#### [Aufgabe 1]
Welches System gibt laut dem Text zum Bildungscampus Wärme und Kälte ab?
#### [Aufgabe 2]
Warum bewertet das Preisgericht im Text zum Bildungscampus die Umnutzung der bestehenden „Halle“ für Ballspielflächen positiv? Antworten Sie in höchstens drei Sätzen.
#### [Aufgabe 3]
Schreiben Sie den Text zum Bildungscampus im Anschluss an seinen letzten Satz weiter.
___ Vorliegender Text
Im Inneren wird ein möglichst nachhaltiger Ausbau in Kooperation mit LehmTonErde angestrebt. Bauteile aus Stampflehm, nach Möglichkeit lokal in einer Feldfabrik hergestellt oder per Bahn antransportiert, sorgen für ein wohliges Bildungsklima.

Das Energiekonzept basiert auf Wärmepumpen samt Tiefensonden, um dem Gebäude eine CO2-neutrale Beheizung im Winter sowie eine klimaneutrale Temperierung (Freecooling) im Sommer zur Verfügung zu stellen. Als Wärme- und Kälteabgabesystem kommt eine Bauteilaktivierung zum Einsatz.


Beurteilung durch das Preisgericht

Städtebauliche Einbindung in die örtlichen Gegebenheiten sowie äußeres Erscheinungsbild und innere räumliche Qualität
Das Projekt hat die Empfehlungen für die Überarbeitung teilweise übernommen. Positiv wurde die Umnutzung der bestehenden „Halle“ für Ballspielflächen bewertet, was im Hinblick auf die ganzjährige Nutzbarkeit und die Reduktion der Schallemissionen ein interessanter Ansatz ist. Die kompakte Positionierung des Baukörpers an der Esplanade hat aber für die funktionale Raumaufteilung nicht nur Vorteile. Das Angebot von zwei Haupteingängen mit Zugängen zu den Turnsälen ist unverständlich. Das große Potential des Projektes ist seine städtebauliche Positionierung an der Esplanade. Der Freiraum wird in seiner Orientierung und Ausgestaltung kontrovers diskutiert. Der grüne Puffer zur Bebauung entlang der Rebhanngasse sowie die Situierung des Haupteingangs zur Esplanade werden positiv bewertet. Kritisch diskutiert wird die Situierung des Kleinkinderspielbereiches zur übergeordneten Esplanade sowie die Situierung von Retentionsflächen und urban gardening-Flächen auf dem ohnehin knapp bemessenen Bauplatz des Bildungscampus.
______
___ Rohe Datensätze
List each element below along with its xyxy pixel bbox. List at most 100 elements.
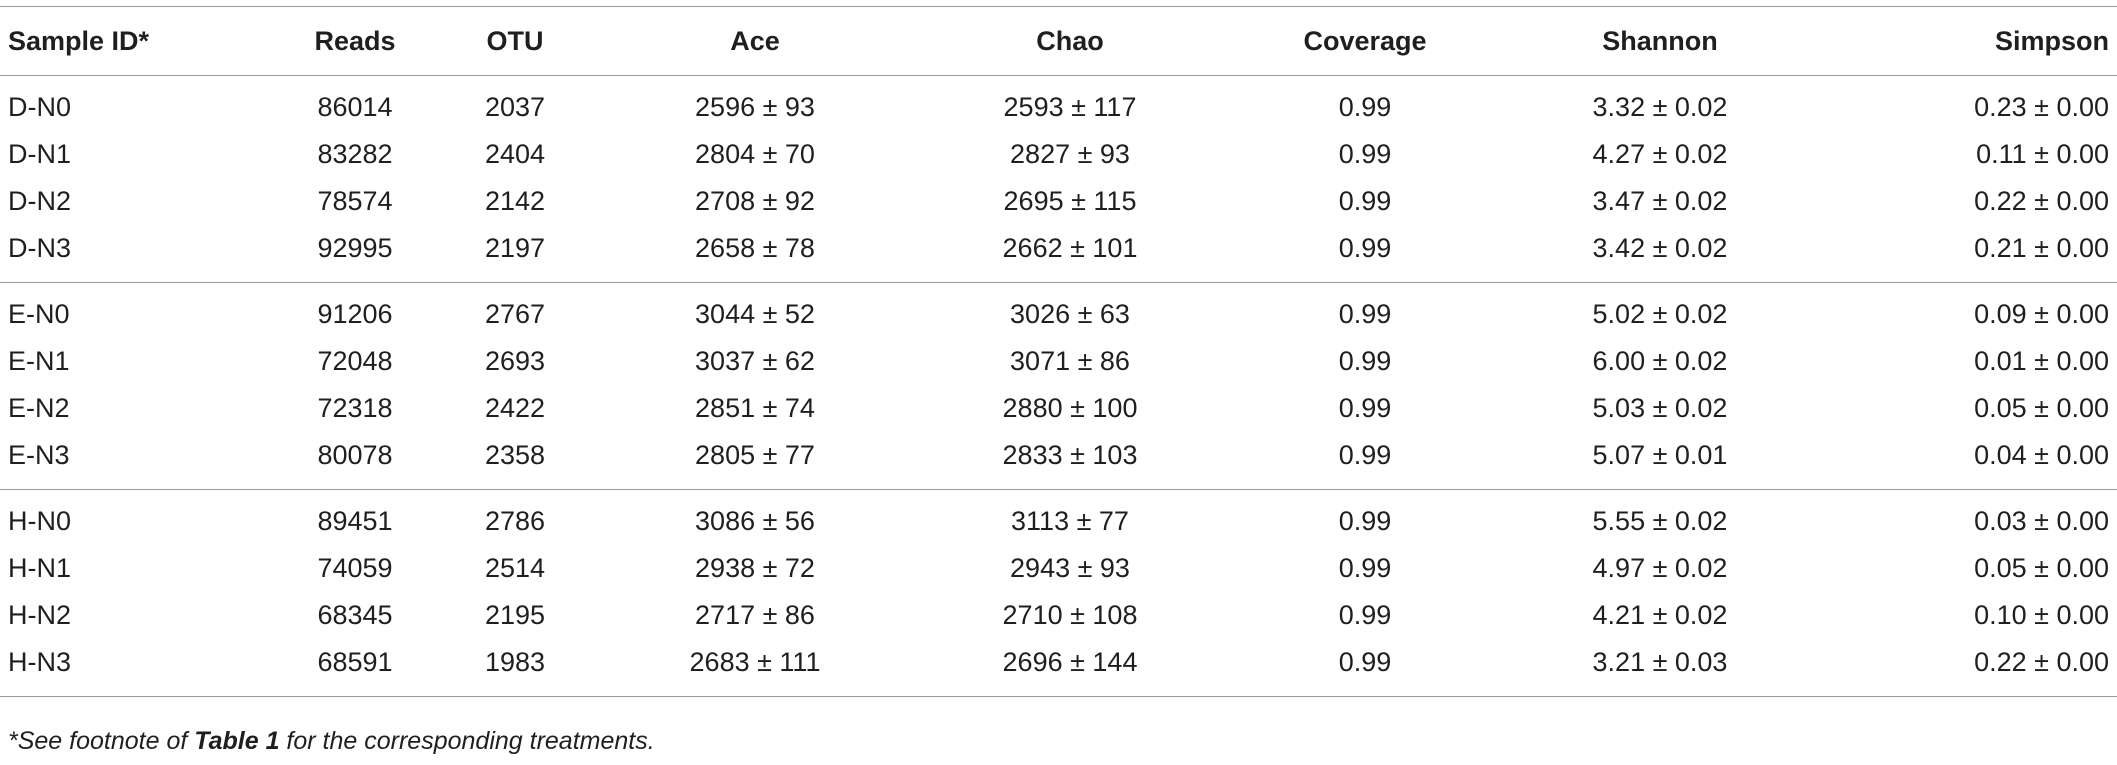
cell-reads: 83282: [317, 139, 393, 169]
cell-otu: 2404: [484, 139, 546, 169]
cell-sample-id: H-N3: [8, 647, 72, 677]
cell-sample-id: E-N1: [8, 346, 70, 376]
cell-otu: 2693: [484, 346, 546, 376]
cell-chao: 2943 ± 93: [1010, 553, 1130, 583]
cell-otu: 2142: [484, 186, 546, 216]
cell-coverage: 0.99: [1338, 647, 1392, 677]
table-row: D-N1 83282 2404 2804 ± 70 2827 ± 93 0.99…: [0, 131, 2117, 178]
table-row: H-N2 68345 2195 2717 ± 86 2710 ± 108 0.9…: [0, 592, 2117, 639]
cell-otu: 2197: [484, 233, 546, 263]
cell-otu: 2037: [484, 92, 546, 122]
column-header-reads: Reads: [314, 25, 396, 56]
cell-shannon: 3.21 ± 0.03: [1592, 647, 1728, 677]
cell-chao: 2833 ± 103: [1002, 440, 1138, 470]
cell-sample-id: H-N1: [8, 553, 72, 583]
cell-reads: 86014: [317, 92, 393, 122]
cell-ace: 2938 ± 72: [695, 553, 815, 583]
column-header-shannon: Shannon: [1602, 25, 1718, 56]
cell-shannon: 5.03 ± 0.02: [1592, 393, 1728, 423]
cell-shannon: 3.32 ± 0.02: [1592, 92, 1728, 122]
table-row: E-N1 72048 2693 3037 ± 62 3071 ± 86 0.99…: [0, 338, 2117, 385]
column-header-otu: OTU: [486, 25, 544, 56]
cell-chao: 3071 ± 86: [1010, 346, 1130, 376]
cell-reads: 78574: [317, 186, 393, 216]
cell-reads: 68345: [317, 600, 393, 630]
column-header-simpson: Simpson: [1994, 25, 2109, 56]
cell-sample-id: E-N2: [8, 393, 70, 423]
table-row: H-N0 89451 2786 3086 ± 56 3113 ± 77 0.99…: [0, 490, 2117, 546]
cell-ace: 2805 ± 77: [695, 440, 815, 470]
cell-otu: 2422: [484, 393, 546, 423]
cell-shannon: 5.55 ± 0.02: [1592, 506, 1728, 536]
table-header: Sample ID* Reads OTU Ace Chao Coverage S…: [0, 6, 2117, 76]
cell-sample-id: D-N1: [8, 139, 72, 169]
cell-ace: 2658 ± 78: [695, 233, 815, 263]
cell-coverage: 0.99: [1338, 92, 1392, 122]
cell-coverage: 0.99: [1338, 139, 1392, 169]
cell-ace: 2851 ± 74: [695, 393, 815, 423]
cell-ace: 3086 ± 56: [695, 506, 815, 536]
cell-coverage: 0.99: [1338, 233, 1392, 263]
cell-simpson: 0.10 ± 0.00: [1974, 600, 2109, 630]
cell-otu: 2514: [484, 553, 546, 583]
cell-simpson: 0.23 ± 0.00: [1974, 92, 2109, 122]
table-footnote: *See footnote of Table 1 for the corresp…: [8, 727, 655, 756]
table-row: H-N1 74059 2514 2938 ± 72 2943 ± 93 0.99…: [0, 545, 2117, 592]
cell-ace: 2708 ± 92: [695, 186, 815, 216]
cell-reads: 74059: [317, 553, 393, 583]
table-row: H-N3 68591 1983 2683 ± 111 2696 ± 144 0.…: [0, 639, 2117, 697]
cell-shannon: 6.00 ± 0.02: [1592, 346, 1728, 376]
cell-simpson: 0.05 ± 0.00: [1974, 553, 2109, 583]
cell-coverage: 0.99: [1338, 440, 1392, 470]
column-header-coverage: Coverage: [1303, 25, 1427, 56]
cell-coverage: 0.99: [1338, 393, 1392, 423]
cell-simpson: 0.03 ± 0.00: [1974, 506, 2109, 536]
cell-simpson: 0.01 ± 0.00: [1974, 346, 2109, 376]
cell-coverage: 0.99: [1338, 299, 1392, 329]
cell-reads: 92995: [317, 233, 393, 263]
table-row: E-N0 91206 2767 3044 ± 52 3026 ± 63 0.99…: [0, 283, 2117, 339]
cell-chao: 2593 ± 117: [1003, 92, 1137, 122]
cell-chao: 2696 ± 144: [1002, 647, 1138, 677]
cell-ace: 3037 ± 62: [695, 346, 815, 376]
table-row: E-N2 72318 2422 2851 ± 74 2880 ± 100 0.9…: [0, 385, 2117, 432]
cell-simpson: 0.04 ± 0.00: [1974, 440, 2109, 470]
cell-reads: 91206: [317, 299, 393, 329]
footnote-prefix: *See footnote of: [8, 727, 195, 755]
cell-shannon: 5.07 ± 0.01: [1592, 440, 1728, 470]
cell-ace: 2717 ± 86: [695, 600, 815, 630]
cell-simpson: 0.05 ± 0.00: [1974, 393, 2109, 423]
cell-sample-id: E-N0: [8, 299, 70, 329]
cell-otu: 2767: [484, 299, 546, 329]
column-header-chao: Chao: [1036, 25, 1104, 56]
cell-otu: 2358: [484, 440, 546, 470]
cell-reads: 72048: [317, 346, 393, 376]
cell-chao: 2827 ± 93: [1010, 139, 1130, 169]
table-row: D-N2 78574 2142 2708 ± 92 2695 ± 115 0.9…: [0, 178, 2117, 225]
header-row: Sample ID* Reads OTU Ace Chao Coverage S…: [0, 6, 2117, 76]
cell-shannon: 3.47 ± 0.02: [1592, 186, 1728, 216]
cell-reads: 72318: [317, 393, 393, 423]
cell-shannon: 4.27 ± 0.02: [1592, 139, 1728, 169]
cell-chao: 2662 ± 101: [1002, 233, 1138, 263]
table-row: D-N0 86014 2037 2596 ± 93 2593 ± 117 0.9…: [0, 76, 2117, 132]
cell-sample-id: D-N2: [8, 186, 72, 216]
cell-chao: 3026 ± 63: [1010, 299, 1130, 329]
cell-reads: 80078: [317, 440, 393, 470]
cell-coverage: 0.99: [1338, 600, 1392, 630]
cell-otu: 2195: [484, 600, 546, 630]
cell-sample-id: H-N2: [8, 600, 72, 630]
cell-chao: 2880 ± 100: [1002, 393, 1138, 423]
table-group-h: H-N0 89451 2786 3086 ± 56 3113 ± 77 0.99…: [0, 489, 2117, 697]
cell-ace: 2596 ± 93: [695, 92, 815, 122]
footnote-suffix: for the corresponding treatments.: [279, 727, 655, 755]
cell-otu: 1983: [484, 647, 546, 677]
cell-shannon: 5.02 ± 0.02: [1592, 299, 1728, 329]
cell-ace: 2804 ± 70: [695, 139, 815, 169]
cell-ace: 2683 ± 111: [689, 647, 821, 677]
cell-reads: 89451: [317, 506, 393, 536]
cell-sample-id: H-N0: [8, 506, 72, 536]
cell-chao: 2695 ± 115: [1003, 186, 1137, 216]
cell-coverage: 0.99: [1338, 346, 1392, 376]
______
___ Rohe Datensätze
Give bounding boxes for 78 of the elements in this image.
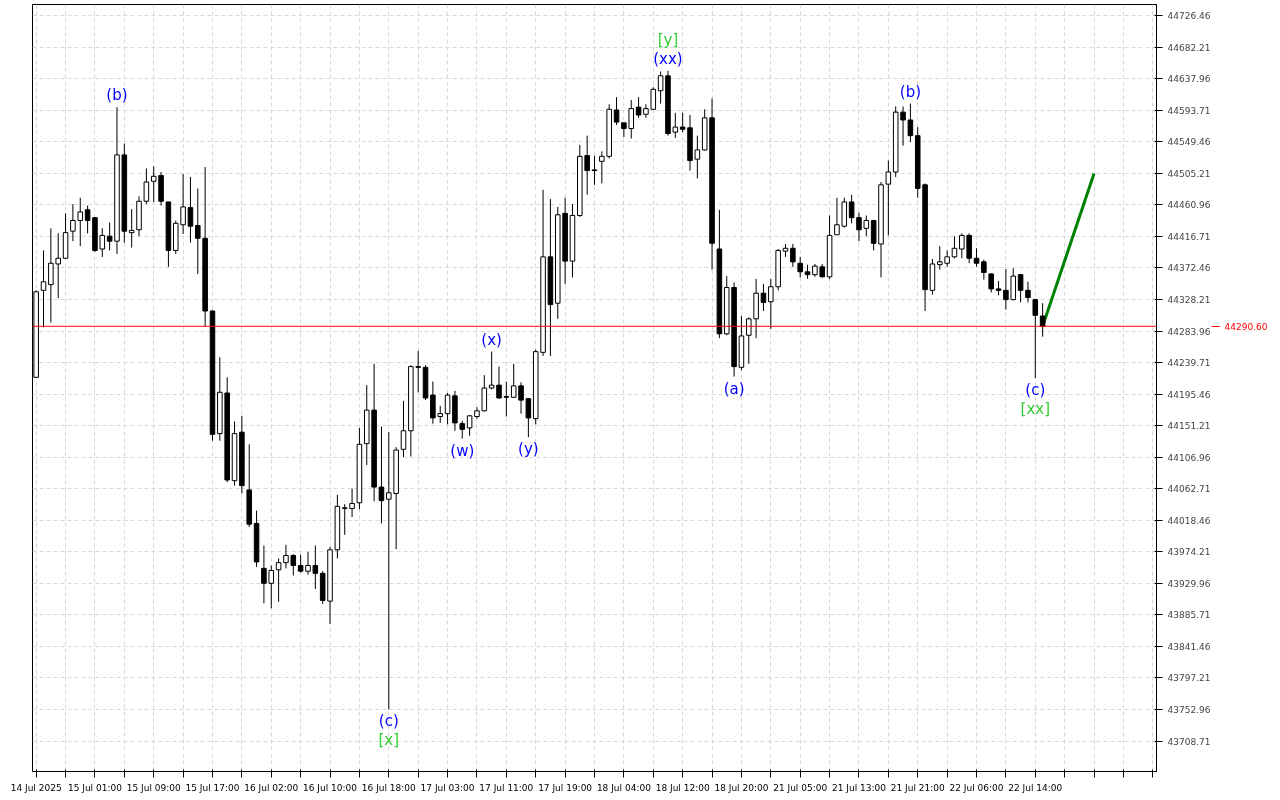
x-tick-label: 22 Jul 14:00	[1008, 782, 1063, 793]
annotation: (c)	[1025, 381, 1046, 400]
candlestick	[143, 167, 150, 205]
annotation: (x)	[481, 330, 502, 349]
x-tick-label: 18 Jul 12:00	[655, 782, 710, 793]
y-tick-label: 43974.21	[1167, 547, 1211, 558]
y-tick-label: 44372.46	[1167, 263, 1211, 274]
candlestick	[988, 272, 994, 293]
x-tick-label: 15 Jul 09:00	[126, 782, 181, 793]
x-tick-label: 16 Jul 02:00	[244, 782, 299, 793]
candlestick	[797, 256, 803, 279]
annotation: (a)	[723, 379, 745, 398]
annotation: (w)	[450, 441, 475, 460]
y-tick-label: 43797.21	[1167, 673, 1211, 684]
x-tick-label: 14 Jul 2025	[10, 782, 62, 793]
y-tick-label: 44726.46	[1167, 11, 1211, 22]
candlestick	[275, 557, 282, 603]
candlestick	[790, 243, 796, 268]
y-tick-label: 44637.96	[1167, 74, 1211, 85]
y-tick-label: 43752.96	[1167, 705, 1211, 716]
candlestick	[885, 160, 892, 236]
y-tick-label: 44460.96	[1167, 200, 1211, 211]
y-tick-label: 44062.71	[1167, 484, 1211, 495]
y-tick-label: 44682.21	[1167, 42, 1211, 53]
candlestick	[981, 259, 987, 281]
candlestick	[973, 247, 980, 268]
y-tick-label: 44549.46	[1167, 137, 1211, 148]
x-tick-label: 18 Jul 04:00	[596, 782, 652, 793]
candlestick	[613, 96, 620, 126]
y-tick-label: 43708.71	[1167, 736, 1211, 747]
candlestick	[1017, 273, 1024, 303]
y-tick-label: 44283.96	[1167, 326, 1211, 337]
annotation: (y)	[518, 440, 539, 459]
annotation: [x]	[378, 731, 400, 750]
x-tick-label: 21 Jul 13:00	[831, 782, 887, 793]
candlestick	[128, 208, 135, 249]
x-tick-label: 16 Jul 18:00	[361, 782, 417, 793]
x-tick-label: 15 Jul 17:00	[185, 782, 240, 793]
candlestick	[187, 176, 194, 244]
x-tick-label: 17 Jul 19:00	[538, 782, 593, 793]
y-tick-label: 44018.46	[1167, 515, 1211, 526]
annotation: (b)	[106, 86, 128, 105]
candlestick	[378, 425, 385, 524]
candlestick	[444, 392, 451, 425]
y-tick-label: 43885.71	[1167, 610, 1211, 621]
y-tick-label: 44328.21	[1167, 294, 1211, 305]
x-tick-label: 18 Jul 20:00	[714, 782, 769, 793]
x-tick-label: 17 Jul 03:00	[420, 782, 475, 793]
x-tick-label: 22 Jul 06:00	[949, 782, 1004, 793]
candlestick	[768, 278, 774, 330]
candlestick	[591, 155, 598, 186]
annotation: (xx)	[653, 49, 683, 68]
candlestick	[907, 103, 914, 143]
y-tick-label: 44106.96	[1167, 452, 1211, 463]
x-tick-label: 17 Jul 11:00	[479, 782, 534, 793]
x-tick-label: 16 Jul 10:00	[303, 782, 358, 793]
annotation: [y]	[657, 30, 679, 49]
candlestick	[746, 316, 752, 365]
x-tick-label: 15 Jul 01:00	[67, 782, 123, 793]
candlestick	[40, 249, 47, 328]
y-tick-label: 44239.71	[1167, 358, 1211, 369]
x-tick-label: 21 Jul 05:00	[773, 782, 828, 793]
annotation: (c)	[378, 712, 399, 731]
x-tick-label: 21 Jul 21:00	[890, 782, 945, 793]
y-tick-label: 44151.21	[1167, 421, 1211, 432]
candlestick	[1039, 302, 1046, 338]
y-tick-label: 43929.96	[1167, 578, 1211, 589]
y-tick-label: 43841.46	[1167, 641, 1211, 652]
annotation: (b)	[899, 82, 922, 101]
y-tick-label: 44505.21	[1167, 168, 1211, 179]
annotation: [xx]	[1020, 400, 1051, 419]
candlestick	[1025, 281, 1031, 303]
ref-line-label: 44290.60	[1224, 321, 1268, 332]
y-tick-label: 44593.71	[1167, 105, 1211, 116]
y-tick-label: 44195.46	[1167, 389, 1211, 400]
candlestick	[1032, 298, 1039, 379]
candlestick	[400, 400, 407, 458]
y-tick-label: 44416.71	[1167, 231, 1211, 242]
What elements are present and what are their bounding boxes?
______
#### [Antwort 1]
Eine Bauteilaktivierung.

#### [Antwort 2]
Das Preisgericht hält die Umnutzung für einen interessanten Ansatz. Die Ballspielflächen lassen sich so das ganze Jahr nutzen, und die Schallemissionen werden reduziert.

#### [Antwort 3]
Umsetzung des räumlich-pädagogischen Konzepts im Innen- und Außenraum, Umsetzung der funktionellen, logistischen und verkehrstechnischen Vorgaben
Die Erdgeschosszone weist weiterhin funktionale Mängel auf, insbesondere fehlt eine hochwertige Anbindung von Biber 1 an die weiteren Funktionen am Campus, da dieser nur über den Küchenbereich erschlossen ist. Die dislozierte Lage des Freibereichs von Biber 1 wird kritisch gesehen. Die interne Anbindung der Musikschule wurde überarbeitet, ist aber nach wie vor nicht gut gelöst. Die Situierung des Speisebereichs in der Aula wird infrage gestellt.

Wirtschaftlichkeit und Nachhaltigkeit in Bau und Betrieb
Das Projekt ist hinsichtlich der Nachhaltigkeit und des Energiekonzeptes nachvollziehbar und gut dargestellt. Die zweigeschoßige Unterkellerung wird hinsichtlich Wirtschaftlichkeit hinterfragt. Das Projekt ist aus kreislaufwirtschaftlicher Gesamtschau im Mittelfeld zu verorten. Darüber hinaus gelingt im Beitrag der 2. Stufe die Plausibilisierung des Freihaltens des Grundstücks an der Rebhanngasse. Ausdrücklich gelobt werden die Vorschläge zur Verwendung ökologischer Baustoffe.